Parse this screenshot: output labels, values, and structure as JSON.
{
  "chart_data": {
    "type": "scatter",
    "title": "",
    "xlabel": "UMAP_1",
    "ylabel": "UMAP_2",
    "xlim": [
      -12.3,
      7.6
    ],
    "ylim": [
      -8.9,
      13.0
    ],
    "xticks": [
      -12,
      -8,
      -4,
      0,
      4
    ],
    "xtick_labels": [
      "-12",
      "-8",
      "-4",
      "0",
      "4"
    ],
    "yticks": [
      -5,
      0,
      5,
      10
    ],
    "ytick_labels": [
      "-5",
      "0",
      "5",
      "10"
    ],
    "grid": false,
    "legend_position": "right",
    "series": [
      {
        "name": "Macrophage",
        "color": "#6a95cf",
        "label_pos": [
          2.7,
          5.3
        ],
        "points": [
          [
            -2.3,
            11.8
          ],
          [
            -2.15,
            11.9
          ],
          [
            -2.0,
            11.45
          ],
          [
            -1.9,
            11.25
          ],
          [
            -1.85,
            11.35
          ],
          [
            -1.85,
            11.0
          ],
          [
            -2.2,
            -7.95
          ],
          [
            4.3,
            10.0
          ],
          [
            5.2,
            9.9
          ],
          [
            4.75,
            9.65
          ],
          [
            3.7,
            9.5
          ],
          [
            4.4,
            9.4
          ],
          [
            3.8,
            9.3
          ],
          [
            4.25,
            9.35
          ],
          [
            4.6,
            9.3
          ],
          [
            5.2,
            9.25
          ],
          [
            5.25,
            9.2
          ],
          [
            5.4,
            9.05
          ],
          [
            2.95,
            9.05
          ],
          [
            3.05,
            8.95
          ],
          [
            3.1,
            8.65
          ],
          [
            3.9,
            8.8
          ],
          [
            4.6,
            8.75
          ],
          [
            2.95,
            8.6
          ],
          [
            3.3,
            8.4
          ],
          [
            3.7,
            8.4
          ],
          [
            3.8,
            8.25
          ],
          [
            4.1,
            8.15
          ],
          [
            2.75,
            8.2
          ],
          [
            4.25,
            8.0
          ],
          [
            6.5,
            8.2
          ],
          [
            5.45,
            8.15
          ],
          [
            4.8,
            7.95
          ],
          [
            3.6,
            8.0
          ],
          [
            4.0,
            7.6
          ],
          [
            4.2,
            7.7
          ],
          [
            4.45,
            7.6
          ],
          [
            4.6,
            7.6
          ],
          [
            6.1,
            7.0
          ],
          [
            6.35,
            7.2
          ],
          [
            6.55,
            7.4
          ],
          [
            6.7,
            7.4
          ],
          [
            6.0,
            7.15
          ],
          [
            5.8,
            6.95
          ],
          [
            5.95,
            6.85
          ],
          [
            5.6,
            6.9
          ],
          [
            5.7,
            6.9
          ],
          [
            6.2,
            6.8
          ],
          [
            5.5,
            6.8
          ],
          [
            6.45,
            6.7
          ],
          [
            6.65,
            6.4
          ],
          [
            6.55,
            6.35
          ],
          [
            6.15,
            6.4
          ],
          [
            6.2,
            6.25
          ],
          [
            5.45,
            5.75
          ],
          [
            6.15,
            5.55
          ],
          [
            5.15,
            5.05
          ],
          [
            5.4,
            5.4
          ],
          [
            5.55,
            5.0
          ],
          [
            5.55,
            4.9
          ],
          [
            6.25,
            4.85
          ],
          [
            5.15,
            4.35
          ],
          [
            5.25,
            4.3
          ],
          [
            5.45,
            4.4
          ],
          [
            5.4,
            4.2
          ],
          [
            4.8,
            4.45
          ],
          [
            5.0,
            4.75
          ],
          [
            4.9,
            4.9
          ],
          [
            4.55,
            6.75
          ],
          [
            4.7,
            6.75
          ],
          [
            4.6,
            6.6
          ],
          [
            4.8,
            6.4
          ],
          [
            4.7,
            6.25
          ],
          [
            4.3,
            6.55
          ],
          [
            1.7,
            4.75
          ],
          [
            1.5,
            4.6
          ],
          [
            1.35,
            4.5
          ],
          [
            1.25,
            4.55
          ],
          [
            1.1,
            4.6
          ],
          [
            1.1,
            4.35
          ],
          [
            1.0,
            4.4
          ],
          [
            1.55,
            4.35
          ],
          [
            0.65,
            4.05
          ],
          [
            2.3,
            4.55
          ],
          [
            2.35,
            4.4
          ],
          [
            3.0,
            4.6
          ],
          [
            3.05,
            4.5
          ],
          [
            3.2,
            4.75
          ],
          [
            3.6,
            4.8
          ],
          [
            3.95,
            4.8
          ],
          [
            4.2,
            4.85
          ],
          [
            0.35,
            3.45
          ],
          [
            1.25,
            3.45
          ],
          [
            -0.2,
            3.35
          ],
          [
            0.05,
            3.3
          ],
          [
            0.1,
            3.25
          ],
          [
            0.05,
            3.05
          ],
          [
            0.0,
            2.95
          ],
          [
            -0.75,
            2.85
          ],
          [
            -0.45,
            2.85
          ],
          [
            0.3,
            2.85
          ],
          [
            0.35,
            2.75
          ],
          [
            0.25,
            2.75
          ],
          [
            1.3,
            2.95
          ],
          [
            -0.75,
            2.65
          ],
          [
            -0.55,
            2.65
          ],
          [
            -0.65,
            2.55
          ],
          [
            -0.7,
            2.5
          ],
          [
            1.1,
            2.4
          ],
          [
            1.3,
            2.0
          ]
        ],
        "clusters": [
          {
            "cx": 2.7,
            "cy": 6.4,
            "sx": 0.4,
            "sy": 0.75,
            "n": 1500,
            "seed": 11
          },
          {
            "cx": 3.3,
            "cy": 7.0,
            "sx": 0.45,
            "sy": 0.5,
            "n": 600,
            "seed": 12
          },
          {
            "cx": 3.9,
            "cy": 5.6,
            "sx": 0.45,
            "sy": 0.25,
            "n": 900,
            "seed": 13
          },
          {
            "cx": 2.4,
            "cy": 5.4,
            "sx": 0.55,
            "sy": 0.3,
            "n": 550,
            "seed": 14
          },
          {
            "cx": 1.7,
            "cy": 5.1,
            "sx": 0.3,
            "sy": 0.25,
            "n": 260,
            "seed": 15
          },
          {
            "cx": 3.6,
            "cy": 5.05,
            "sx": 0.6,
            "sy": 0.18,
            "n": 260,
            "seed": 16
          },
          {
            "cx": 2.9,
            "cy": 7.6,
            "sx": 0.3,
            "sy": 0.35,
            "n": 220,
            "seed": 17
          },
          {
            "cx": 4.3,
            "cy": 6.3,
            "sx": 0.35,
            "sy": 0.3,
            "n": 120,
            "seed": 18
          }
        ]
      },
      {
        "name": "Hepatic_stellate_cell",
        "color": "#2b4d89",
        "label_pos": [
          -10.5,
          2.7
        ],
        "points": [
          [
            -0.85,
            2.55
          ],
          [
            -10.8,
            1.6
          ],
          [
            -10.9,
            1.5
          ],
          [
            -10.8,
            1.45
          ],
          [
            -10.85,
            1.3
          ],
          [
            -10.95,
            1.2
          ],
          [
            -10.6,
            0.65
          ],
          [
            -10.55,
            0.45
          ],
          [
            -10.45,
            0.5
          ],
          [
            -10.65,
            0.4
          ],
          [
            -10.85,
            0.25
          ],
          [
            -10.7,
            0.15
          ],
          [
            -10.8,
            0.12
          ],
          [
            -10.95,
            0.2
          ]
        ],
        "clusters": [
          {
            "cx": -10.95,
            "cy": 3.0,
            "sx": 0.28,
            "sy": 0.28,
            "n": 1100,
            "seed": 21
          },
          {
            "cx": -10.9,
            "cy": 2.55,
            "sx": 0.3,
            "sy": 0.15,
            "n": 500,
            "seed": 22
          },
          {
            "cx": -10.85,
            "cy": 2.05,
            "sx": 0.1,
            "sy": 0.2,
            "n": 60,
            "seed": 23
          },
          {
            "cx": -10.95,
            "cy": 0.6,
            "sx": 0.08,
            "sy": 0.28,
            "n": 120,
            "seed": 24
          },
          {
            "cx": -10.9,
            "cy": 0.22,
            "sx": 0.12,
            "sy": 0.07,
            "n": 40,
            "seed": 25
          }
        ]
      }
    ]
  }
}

(Stated goal): Consider the entries above and return each line with the string "name".

(Task response):
        "name": "Macrophage",
        "name": "Hepatic_stellate_cell",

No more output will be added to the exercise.